Count how many lines in this material contain "wurde". The answer is that number alone.
─── Records supplied
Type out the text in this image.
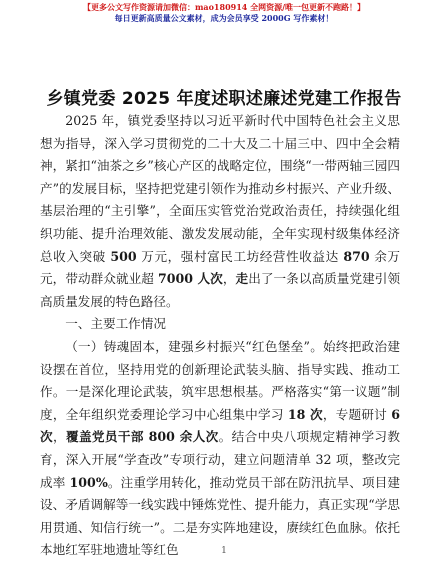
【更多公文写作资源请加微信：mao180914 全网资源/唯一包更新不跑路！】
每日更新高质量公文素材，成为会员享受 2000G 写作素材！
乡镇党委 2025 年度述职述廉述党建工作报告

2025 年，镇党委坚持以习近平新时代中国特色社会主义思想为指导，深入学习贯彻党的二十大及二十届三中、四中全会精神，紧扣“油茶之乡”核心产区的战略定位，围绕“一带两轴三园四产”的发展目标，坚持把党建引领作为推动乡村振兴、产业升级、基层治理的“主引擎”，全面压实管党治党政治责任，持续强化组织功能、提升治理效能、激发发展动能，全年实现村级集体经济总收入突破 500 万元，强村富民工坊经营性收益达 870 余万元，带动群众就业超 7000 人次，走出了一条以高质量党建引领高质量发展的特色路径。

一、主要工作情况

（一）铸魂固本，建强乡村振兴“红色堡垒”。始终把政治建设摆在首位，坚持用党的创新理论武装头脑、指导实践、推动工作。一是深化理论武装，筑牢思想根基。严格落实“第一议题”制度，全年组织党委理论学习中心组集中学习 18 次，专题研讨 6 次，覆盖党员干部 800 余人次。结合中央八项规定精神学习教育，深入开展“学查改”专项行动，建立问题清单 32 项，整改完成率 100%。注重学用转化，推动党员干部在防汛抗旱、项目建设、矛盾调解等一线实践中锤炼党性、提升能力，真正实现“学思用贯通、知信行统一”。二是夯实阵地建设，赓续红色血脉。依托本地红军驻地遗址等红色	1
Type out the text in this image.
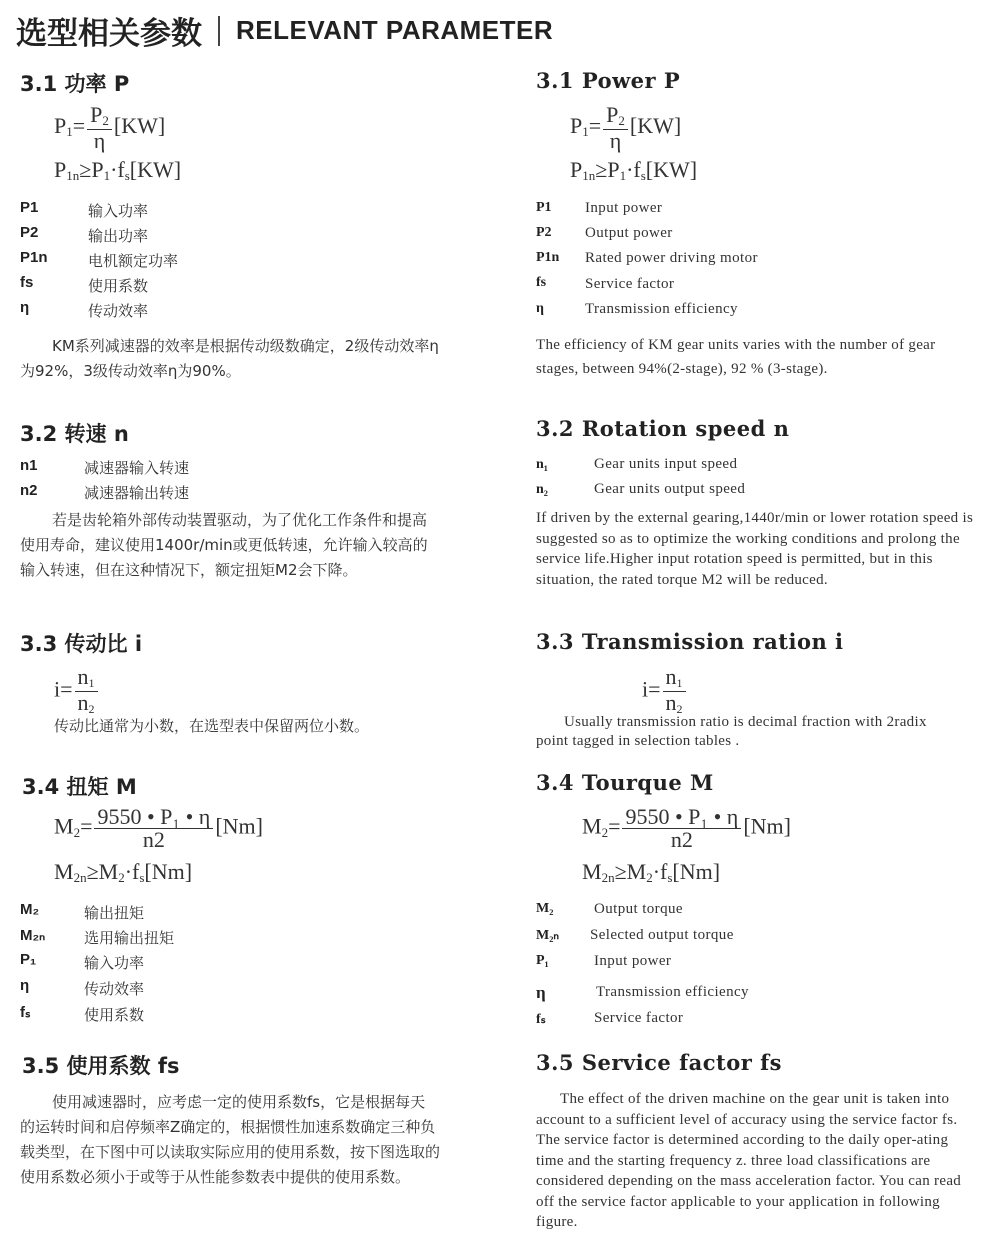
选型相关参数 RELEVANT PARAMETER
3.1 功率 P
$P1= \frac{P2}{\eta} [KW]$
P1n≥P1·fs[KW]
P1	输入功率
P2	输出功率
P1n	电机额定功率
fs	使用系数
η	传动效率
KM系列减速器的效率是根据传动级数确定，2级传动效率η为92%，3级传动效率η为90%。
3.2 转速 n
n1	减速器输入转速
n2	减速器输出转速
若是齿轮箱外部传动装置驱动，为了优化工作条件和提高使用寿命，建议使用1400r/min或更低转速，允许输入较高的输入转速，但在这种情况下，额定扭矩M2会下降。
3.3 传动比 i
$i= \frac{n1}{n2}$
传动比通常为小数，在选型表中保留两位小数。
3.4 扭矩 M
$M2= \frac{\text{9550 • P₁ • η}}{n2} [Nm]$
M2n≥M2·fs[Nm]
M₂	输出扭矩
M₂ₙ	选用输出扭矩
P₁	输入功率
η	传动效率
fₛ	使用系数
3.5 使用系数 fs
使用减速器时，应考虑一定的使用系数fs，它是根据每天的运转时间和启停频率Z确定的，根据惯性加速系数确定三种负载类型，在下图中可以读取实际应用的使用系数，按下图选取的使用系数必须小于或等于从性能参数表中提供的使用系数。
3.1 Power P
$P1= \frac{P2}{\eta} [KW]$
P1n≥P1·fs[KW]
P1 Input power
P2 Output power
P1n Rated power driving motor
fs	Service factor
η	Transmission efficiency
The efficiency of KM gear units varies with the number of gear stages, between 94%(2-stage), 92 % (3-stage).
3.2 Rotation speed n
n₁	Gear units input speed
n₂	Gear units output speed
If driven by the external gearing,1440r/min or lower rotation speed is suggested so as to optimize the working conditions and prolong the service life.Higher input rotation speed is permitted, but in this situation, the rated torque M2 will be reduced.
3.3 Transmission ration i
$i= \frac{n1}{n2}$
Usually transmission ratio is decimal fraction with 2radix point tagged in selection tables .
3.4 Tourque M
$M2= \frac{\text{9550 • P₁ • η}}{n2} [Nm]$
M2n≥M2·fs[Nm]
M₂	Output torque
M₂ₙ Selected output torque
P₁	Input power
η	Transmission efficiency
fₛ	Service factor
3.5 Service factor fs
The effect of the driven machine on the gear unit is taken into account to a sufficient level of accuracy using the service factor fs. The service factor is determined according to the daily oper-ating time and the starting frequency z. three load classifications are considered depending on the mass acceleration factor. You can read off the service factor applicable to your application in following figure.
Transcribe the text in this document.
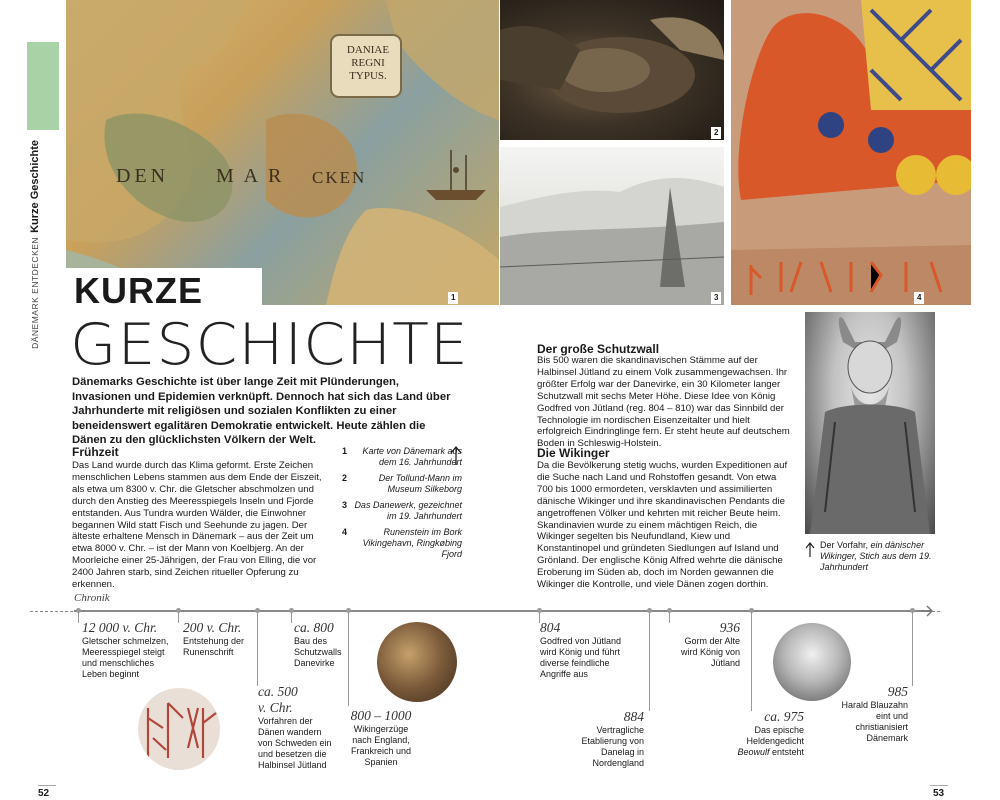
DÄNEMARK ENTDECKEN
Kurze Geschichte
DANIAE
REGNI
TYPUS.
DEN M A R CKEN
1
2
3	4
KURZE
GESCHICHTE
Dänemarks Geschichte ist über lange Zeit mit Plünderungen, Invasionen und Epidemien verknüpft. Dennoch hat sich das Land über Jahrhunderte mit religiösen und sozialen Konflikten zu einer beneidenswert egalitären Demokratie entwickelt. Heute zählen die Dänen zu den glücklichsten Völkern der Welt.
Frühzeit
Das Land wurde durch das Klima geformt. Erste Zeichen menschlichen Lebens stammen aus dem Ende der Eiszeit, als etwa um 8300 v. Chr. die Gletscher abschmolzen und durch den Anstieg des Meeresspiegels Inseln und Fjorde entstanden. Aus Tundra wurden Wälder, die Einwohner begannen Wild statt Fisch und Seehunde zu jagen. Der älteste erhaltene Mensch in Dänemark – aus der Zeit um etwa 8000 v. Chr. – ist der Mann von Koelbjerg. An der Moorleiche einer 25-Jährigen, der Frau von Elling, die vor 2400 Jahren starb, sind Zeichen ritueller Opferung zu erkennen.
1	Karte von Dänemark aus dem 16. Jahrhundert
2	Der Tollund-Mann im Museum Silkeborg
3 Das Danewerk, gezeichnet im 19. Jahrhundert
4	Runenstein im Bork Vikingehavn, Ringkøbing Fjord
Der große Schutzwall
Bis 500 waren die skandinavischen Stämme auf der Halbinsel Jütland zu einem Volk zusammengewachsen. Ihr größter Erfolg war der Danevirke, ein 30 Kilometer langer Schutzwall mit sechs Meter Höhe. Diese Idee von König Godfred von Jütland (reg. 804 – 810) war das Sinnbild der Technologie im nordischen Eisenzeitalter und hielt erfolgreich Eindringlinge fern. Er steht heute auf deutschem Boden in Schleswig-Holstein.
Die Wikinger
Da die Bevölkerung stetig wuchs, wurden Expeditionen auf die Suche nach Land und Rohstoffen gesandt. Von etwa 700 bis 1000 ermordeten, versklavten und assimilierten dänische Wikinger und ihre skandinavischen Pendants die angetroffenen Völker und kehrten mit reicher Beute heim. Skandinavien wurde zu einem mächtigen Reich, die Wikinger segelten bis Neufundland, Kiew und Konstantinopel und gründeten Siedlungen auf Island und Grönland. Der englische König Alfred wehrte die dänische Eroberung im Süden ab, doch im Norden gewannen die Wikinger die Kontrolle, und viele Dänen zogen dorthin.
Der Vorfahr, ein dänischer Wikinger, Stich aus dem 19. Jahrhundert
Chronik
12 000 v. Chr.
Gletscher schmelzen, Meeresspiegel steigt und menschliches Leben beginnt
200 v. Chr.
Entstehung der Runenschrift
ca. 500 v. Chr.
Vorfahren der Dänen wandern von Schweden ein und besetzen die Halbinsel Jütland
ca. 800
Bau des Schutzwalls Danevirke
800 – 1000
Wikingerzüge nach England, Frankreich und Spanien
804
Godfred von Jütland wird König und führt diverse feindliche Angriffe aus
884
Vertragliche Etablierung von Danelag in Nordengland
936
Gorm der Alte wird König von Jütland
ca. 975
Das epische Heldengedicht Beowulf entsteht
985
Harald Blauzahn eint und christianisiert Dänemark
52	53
──────
─── Records supplied
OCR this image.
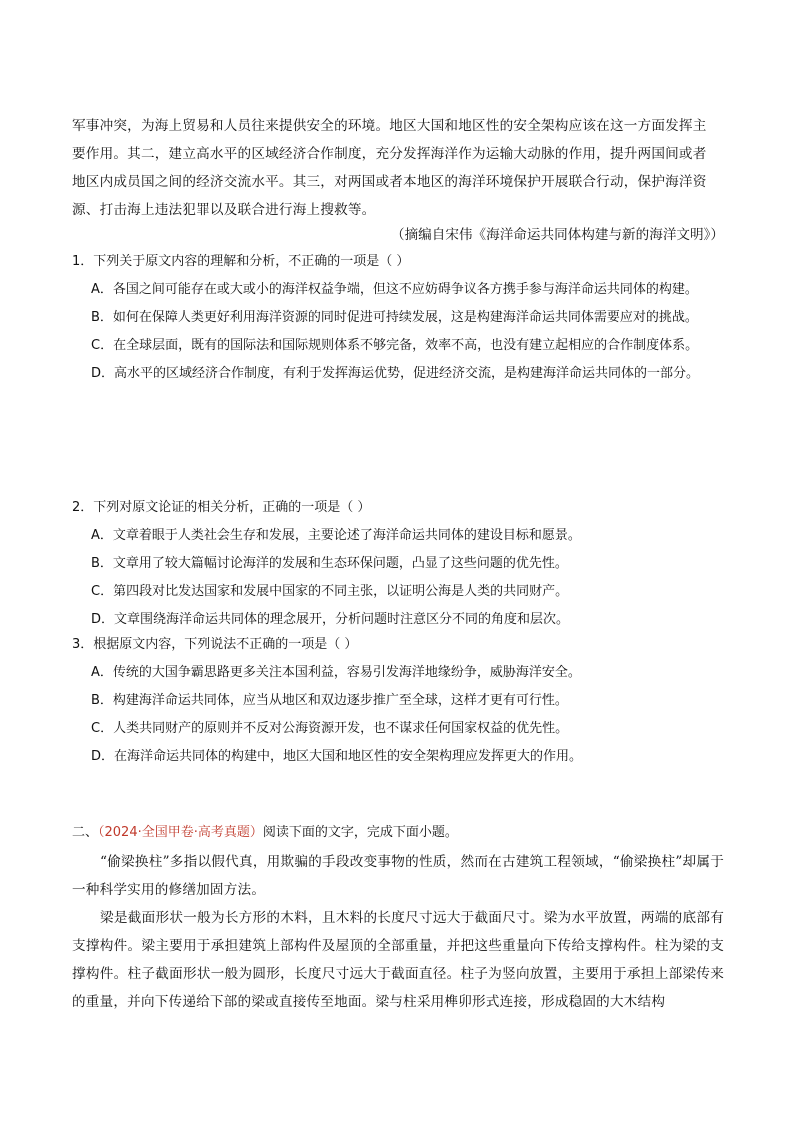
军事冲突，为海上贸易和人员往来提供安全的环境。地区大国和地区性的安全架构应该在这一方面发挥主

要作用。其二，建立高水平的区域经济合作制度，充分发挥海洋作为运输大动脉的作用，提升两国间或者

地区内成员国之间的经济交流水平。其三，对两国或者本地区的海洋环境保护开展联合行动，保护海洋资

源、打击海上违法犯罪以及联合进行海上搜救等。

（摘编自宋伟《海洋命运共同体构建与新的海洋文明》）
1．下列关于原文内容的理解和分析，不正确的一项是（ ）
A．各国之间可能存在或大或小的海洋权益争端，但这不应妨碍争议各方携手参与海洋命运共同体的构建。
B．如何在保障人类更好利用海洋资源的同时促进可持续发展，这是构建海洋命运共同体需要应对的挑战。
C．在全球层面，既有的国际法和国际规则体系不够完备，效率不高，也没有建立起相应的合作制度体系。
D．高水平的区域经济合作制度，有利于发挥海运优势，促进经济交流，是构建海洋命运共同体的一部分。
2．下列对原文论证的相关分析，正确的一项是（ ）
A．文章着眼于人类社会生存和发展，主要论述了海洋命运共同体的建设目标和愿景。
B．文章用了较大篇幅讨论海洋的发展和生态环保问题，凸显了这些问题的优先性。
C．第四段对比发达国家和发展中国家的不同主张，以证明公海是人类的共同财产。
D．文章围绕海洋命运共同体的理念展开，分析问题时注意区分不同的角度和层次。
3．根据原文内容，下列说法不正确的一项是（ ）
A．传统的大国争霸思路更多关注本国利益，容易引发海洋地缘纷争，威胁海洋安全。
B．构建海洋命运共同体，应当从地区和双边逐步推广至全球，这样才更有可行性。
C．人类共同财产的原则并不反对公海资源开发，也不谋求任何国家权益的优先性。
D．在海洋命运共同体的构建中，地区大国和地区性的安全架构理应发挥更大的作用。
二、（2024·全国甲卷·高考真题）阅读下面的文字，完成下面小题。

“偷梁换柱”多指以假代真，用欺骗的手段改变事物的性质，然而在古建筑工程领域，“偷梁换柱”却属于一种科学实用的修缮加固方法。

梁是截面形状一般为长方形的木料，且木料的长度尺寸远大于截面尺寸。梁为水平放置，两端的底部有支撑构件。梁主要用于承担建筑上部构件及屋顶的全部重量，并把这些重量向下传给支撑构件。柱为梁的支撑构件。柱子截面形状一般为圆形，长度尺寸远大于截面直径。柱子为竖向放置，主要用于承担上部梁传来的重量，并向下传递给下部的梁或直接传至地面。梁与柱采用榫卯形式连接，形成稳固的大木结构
──────
### Solution for this problem
2